• _DIRECTION_:
Copy out each line of the listing that has the word "าราชการพลเร" in it.

BEGIN DATA ENTRIES

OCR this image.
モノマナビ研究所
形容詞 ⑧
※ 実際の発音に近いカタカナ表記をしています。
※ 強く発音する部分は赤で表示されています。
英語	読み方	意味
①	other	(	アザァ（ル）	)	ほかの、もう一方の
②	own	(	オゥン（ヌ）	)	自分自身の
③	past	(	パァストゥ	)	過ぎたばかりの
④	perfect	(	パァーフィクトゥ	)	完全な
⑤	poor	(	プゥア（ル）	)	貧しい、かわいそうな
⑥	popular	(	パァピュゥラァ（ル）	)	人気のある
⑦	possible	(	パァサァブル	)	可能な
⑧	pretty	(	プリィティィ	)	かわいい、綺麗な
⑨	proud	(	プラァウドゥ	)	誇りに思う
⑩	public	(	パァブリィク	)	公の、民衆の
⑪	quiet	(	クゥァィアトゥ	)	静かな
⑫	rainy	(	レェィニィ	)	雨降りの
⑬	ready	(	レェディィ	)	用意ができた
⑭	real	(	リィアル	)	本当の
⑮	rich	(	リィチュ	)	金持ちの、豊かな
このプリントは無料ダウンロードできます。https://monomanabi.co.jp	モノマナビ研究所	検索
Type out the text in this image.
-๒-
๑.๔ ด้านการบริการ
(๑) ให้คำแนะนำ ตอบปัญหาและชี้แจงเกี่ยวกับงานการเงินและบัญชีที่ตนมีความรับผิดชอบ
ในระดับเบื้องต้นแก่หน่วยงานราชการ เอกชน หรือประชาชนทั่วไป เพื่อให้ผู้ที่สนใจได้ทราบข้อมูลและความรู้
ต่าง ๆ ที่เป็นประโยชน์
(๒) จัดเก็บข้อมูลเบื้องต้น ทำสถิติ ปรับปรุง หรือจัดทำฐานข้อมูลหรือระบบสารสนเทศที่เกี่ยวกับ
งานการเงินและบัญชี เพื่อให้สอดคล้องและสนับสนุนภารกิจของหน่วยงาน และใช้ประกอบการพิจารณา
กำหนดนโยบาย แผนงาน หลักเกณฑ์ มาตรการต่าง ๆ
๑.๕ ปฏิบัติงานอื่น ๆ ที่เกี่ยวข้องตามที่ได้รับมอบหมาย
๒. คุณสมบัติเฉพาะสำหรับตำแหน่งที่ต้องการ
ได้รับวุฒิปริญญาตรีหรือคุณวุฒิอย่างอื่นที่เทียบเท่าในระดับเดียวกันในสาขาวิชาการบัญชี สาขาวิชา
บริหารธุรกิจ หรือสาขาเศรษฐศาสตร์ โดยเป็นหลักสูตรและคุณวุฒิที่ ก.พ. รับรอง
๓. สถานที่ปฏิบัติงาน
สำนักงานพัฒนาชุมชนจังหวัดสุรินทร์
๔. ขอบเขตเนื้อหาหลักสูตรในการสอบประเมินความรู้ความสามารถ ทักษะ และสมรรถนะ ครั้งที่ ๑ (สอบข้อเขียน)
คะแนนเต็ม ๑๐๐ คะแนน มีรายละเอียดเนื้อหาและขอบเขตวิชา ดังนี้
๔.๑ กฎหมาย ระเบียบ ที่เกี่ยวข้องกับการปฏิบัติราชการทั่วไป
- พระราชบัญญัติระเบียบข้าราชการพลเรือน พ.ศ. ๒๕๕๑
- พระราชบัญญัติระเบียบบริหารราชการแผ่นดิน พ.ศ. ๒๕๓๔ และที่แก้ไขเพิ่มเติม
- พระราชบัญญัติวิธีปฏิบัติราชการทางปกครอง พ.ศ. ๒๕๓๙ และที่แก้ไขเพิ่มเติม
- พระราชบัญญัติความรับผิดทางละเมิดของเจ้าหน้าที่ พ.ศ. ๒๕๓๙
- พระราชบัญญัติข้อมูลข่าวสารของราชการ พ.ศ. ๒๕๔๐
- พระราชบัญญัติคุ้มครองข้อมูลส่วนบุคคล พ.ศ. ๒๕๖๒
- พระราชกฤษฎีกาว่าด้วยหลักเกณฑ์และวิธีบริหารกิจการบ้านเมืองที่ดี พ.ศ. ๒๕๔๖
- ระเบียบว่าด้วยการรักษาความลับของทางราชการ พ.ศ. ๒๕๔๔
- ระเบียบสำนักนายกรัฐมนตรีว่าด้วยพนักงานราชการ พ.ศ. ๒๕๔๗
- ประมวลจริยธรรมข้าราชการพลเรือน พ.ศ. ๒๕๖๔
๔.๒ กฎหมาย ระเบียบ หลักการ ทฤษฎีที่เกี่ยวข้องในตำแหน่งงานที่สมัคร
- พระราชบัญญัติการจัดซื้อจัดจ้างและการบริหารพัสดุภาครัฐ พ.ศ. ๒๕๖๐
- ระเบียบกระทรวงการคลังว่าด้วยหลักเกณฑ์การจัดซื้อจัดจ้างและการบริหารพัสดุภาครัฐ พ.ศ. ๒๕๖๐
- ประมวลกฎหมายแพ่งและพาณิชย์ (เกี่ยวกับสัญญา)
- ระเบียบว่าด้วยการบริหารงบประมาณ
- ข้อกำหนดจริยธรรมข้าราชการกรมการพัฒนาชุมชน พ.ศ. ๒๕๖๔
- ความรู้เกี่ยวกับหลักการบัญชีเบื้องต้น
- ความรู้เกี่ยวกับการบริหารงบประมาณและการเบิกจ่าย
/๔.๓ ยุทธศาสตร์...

END DATA ENTRIES

• _ANSWER TO THIS PROBLEM_:
- พระราชบัญญัติระเบียบข้าราชการพลเรือน พ.ศ. ๒๕๕๑
- ประมวลจริยธรรมข้าราชการพลเรือน พ.ศ. ๒๕๖๔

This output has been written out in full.